**Exercise objective**: Select lines where the word "Стражи" appears.

**Task material**:
____________________

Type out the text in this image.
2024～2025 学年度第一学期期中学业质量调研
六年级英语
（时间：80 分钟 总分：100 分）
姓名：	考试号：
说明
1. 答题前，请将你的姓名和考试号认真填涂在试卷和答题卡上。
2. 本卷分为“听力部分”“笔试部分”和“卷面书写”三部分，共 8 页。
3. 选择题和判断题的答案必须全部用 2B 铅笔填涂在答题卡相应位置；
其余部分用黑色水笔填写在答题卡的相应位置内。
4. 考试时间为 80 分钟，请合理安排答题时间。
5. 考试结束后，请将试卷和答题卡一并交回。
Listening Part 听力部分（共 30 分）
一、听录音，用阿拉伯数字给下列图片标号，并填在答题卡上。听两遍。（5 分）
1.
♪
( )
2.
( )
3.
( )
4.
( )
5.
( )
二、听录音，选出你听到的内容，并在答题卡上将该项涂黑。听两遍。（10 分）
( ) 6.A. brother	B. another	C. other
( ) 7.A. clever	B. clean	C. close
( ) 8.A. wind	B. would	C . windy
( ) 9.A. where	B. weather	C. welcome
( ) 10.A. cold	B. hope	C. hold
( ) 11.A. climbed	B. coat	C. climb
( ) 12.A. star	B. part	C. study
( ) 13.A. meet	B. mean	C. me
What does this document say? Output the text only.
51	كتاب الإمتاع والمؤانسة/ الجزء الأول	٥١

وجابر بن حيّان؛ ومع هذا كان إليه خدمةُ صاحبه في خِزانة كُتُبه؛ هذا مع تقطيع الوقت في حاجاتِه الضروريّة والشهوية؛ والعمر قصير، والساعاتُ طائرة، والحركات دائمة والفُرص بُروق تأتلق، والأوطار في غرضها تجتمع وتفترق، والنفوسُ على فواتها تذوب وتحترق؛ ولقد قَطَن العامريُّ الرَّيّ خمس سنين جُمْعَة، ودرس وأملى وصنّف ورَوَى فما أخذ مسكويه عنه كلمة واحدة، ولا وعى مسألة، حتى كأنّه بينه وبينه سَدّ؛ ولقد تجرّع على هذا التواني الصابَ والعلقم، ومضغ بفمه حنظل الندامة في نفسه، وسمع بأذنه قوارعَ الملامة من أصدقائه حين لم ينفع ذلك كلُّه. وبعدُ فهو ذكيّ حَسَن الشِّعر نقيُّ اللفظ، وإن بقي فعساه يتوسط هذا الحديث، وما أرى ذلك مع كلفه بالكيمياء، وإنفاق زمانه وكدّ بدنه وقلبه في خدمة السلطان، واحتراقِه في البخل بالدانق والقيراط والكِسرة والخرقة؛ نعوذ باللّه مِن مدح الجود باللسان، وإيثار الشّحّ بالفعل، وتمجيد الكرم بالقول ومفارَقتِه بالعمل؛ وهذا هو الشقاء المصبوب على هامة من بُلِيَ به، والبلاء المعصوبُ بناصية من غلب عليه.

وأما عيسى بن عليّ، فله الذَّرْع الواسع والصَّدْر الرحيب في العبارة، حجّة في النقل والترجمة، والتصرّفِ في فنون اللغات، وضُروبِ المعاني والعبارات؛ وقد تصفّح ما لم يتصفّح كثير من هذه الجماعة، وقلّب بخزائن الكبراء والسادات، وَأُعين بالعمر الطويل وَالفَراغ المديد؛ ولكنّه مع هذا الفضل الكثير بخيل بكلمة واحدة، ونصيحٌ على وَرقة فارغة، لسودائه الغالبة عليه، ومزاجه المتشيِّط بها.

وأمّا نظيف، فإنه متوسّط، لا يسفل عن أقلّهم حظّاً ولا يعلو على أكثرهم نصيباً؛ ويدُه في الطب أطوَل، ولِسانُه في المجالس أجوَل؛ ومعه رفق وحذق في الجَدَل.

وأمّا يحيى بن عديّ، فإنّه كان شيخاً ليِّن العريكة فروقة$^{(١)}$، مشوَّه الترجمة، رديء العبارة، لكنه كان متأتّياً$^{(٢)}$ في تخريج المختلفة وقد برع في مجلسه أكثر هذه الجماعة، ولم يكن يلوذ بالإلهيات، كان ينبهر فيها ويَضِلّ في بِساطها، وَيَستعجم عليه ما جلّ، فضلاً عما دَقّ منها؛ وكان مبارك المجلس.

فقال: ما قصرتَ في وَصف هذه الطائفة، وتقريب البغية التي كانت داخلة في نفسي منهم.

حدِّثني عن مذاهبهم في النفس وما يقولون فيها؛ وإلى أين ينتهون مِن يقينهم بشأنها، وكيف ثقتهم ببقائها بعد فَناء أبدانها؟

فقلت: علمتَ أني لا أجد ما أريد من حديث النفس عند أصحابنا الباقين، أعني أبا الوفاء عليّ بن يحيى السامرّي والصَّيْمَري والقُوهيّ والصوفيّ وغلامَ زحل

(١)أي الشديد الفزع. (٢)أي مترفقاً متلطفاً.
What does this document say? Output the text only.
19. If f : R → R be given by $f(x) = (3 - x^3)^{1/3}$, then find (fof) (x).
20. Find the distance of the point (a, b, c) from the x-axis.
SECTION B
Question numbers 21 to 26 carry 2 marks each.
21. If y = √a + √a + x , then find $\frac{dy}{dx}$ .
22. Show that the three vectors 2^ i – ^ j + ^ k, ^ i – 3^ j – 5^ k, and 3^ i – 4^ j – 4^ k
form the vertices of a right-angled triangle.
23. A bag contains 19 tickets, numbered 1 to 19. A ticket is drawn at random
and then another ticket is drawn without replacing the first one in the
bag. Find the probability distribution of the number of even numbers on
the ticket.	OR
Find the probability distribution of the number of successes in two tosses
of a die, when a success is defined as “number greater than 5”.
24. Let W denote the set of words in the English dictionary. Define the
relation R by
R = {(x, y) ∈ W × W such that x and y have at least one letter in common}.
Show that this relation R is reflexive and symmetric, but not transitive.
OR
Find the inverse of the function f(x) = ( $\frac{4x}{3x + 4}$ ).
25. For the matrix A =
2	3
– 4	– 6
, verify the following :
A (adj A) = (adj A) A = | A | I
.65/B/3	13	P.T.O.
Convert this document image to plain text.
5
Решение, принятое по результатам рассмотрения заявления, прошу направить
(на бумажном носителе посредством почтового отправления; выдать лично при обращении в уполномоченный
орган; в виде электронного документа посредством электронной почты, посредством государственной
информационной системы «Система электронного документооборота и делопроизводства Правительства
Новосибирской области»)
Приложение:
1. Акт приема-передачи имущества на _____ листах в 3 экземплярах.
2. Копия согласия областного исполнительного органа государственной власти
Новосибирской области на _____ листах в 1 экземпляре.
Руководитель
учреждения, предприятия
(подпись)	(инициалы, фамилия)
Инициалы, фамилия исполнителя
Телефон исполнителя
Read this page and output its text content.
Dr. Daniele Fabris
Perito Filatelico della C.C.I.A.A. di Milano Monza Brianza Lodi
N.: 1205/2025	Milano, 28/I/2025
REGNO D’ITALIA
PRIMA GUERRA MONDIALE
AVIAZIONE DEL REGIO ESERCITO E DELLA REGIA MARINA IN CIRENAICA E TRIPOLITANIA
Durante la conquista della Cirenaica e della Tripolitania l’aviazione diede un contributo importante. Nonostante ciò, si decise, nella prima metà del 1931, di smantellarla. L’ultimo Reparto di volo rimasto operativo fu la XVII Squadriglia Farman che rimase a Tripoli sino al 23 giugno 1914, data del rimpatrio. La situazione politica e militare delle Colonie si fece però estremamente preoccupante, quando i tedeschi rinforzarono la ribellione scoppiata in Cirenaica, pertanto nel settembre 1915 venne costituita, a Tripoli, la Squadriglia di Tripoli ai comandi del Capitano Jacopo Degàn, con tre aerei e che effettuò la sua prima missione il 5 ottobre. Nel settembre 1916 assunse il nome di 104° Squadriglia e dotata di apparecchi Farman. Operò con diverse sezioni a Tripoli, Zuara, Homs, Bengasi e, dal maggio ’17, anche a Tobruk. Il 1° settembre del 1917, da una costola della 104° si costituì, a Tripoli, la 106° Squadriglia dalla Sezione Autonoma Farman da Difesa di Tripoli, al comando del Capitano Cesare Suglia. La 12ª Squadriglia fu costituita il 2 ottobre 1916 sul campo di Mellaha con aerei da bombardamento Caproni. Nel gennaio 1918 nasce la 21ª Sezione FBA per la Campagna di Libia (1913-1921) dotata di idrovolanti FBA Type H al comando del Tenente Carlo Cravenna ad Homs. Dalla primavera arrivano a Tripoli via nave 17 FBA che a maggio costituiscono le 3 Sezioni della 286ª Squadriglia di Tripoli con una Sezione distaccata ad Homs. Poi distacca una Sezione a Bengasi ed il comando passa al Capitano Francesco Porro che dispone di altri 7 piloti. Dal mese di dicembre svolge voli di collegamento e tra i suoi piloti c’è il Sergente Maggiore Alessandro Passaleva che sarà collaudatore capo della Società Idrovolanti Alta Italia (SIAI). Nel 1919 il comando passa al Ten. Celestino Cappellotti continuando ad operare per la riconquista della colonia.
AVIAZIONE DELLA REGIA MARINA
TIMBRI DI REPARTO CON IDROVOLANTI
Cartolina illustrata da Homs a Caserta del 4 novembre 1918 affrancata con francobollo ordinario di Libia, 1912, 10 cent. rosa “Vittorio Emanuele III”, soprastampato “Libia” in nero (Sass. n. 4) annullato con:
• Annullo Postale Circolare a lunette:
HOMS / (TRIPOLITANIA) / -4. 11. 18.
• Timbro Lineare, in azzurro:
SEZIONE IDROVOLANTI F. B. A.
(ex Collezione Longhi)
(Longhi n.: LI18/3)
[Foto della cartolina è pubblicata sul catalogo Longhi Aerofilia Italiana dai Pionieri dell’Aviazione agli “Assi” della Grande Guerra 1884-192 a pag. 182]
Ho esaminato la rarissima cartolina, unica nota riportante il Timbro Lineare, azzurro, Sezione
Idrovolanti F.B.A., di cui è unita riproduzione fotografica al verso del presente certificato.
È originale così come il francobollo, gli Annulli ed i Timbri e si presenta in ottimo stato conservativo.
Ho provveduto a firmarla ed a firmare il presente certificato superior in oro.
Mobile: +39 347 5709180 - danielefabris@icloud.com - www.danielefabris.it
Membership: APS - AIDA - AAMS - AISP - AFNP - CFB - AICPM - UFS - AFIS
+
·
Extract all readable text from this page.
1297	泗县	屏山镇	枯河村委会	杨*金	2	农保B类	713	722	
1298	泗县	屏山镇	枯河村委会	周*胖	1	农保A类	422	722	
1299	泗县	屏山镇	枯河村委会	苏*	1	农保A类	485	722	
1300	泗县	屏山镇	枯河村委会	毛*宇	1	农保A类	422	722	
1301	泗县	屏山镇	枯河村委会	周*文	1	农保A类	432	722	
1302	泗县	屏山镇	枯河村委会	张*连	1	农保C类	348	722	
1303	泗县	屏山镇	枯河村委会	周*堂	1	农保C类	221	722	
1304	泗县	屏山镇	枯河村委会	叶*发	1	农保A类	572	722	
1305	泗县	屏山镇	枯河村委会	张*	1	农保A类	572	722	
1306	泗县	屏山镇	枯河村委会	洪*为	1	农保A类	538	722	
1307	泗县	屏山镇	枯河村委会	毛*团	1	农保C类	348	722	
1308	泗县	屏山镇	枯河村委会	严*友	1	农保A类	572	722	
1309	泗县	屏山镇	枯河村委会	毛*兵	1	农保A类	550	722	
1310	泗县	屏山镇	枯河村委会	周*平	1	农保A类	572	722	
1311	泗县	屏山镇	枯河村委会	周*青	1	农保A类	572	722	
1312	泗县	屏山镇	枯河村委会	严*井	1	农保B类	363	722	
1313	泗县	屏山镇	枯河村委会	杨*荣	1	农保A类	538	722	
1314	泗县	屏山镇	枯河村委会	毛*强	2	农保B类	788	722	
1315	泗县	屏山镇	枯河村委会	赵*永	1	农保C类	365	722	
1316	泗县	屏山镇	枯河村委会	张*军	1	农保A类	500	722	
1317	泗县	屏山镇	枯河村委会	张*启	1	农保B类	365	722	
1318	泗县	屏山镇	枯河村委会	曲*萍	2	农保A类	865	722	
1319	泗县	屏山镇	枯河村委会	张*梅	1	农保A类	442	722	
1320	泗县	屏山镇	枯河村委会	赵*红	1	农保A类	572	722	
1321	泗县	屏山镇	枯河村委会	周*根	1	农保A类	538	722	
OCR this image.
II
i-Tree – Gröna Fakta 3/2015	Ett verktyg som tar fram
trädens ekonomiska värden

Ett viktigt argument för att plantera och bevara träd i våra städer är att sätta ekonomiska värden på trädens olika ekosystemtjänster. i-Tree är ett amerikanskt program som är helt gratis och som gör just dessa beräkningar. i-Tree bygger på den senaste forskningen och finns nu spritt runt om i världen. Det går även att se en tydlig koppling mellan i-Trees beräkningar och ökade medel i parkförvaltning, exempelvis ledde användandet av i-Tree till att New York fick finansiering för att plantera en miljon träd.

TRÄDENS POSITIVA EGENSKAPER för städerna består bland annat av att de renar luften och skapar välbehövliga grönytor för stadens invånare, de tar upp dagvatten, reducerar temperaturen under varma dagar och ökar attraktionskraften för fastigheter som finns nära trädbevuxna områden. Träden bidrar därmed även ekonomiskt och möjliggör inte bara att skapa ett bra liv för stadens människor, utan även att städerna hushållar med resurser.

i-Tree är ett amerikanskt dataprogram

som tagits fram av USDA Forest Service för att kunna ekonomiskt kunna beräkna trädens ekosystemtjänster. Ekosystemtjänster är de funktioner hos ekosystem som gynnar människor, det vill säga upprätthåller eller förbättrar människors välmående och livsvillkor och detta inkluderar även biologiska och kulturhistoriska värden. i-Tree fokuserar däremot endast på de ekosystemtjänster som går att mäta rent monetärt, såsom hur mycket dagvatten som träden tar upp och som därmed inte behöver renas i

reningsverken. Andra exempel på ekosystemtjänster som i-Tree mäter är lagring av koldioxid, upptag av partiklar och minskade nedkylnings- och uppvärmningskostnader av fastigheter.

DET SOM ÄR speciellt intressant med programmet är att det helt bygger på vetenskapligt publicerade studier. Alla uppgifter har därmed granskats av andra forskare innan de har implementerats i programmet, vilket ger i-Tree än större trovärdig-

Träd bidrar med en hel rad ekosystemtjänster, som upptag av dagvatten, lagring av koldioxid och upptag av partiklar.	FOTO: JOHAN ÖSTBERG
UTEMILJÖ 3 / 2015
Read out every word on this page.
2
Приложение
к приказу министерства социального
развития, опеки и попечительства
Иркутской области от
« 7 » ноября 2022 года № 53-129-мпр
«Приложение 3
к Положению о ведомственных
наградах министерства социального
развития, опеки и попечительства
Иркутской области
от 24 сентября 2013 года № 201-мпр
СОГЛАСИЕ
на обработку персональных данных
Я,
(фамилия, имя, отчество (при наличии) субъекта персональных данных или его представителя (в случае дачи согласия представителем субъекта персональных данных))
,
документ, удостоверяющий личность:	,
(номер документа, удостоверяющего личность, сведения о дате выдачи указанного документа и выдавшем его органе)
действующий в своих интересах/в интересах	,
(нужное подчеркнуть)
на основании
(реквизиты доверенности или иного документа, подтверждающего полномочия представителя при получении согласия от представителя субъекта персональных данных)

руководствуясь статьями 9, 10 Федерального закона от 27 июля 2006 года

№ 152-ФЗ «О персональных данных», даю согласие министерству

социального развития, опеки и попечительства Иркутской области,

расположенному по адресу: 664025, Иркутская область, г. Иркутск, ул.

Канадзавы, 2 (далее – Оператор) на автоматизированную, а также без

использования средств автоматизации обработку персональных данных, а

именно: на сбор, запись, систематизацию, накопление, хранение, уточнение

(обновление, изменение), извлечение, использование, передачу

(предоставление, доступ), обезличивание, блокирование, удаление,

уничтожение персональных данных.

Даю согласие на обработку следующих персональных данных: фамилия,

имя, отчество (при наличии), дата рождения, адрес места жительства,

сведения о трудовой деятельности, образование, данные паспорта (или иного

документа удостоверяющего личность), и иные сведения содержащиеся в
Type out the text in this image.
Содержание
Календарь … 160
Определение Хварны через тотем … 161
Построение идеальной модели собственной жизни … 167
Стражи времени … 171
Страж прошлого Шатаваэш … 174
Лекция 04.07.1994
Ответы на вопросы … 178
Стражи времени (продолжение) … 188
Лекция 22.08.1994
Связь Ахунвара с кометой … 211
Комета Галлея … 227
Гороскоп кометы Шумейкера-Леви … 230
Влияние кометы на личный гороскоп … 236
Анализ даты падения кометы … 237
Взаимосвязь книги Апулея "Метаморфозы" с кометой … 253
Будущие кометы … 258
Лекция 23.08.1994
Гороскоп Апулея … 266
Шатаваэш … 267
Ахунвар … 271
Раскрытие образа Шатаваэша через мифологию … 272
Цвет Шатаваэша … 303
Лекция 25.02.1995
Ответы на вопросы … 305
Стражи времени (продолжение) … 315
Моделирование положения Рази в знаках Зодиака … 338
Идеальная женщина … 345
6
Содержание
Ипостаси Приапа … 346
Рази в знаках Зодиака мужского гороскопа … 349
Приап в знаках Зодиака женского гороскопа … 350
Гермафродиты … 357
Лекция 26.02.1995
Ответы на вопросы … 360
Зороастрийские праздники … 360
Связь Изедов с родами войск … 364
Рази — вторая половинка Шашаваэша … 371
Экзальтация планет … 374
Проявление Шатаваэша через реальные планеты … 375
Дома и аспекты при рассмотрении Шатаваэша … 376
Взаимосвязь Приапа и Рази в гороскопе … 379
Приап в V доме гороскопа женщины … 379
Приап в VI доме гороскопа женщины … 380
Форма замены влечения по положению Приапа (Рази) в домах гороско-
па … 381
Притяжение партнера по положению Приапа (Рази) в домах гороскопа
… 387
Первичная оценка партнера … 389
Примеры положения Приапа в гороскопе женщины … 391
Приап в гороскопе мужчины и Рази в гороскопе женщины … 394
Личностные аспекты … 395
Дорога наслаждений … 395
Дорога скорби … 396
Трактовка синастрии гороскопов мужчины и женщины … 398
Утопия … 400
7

____________________

**Exercise response**:
Стражи времени … 171
Стражи времени (продолжение) … 188
Стражи времени (продолжение) … 315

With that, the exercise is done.